# Work to be completed
Transcribe each line exactly.

● ● ●

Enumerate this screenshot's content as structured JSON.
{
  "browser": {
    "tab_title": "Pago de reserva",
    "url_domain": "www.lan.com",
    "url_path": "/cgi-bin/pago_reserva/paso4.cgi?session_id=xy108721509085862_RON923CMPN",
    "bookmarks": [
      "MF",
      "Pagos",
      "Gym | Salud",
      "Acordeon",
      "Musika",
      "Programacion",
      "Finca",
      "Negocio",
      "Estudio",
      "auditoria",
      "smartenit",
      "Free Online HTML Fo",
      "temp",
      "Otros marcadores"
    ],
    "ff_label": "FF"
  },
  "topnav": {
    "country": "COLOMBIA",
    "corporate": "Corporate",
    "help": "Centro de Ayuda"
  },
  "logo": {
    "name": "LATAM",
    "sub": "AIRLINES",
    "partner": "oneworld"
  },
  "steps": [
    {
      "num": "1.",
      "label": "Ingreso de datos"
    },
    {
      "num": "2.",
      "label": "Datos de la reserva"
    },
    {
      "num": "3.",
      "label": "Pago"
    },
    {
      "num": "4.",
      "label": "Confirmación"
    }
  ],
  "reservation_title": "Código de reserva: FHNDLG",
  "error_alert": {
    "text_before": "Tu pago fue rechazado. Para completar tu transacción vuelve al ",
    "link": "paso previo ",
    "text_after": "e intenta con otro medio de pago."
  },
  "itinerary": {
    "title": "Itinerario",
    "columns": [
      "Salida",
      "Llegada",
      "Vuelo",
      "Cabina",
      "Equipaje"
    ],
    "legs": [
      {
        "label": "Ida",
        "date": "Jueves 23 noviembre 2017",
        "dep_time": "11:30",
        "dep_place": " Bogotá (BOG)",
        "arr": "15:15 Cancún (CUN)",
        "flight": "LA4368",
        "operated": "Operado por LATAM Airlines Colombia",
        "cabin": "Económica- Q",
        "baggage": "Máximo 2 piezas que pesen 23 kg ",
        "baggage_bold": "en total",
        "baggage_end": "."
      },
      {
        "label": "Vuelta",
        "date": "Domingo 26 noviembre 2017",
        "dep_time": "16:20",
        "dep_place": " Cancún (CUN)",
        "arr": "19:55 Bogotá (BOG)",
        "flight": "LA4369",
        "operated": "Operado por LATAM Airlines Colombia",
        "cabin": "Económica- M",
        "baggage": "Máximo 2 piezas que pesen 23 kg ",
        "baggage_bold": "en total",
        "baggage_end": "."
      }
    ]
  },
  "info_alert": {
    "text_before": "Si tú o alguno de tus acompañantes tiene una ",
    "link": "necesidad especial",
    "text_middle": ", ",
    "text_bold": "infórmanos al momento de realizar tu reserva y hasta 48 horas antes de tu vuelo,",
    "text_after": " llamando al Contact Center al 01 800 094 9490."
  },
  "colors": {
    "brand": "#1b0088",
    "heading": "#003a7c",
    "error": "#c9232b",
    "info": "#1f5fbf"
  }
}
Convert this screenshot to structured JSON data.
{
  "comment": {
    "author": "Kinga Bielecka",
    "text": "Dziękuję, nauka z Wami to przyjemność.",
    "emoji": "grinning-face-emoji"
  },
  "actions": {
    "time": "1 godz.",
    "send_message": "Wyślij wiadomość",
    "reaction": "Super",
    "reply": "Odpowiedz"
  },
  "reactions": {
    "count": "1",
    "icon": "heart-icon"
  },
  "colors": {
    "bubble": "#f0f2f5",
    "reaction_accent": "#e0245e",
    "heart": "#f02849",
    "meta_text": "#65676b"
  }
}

● ● ●

# Full response
Enumerate this screenshot's content as structured JSON.
{
  "browser": {
    "tab_title": "Pago de reserva",
    "url_domain": "www.lan.com",
    "url_path": "/cgi-bin/pago_reserva/paso4.cgi?session_id=xy108721509085862_RON923CMPN",
    "bookmarks": [
      "MF",
      "Pagos",
      "Gym | Salud",
      "Acordeon",
      "Musika",
      "Programacion",
      "Finca",
      "Negocio",
      "Estudio",
      "auditoria",
      "smartenit",
      "Free Online HTML Fo",
      "temp",
      "Otros marcadores"
    ],
    "ff_label": "FF"
  },
  "topnav": {
    "country": "COLOMBIA",
    "corporate": "Corporate",
    "help": "Centro de Ayuda"
  },
  "logo": {
    "name": "LATAM",
    "sub": "AIRLINES",
    "partner": "oneworld"
  },
  "steps": [
    {
      "num": "1.",
      "label": "Ingreso de datos"
    },
    {
      "num": "2.",
      "label": "Datos de la reserva"
    },
    {
      "num": "3.",
      "label": "Pago"
    },
    {
      "num": "4.",
      "label": "Confirmación"
    }
  ],
  "reservation_title": "Código de reserva: FHNDLG",
  "error_alert": {
    "text_before": "Tu pago fue rechazado. Para completar tu transacción vuelve al ",
    "link": "paso previo ",
    "text_after": "e intenta con otro medio de pago."
  },
  "itinerary": {
    "title": "Itinerario",
    "columns": [
      "Salida",
      "Llegada",
      "Vuelo",
      "Cabina",
      "Equipaje"
    ],
    "legs": [
      {
        "label": "Ida",
        "date": "Jueves 23 noviembre 2017",
        "dep_time": "11:30",
        "dep_place": " Bogotá (BOG)",
        "arr": "15:15 Cancún (CUN)",
        "flight": "LA4368",
        "operated": "Operado por LATAM Airlines Colombia",
        "cabin": "Económica- Q",
        "baggage": "Máximo 2 piezas que pesen 23 kg ",
        "baggage_bold": "en total",
        "baggage_end": "."
      },
      {
        "label": "Vuelta",
        "date": "Domingo 26 noviembre 2017",
        "dep_time": "16:20",
        "dep_place": " Cancún (CUN)",
        "arr": "19:55 Bogotá (BOG)",
        "flight": "LA4369",
        "operated": "Operado por LATAM Airlines Colombia",
        "cabin": "Económica- M",
        "baggage": "Máximo 2 piezas que pesen 23 kg ",
        "baggage_bold": "en total",
        "baggage_end": "."
      }
    ]
  },
  "info_alert": {
    "text_before": "Si tú o alguno de tus acompañantes tiene una ",
    "link": "necesidad especial",
    "text_middle": ", ",
    "text_bold": "infórmanos al momento de realizar tu reserva y hasta 48 horas antes de tu vuelo,",
    "text_after": " llamando al Contact Center al 01 800 094 9490."
  },
  "colors": {
    "brand": "#1b0088",
    "heading": "#003a7c",
    "error": "#c9232b",
    "info": "#1f5fbf"
  }
}
Convert this screenshot to structured JSON data.
{
  "comment": {
    "author": "Kinga Bielecka",
    "text": "Dziękuję, nauka z Wami to przyjemność.",
    "emoji": "grinning-face-emoji"
  },
  "actions": {
    "time": "1 godz.",
    "send_message": "Wyślij wiadomość",
    "reaction": "Super",
    "reply": "Odpowiedz"
  },
  "reactions": {
    "count": "1",
    "icon": "heart-icon"
  },
  "colors": {
    "bubble": "#f0f2f5",
    "reaction_accent": "#e0245e",
    "heart": "#f02849",
    "meta_text": "#65676b"
  }
}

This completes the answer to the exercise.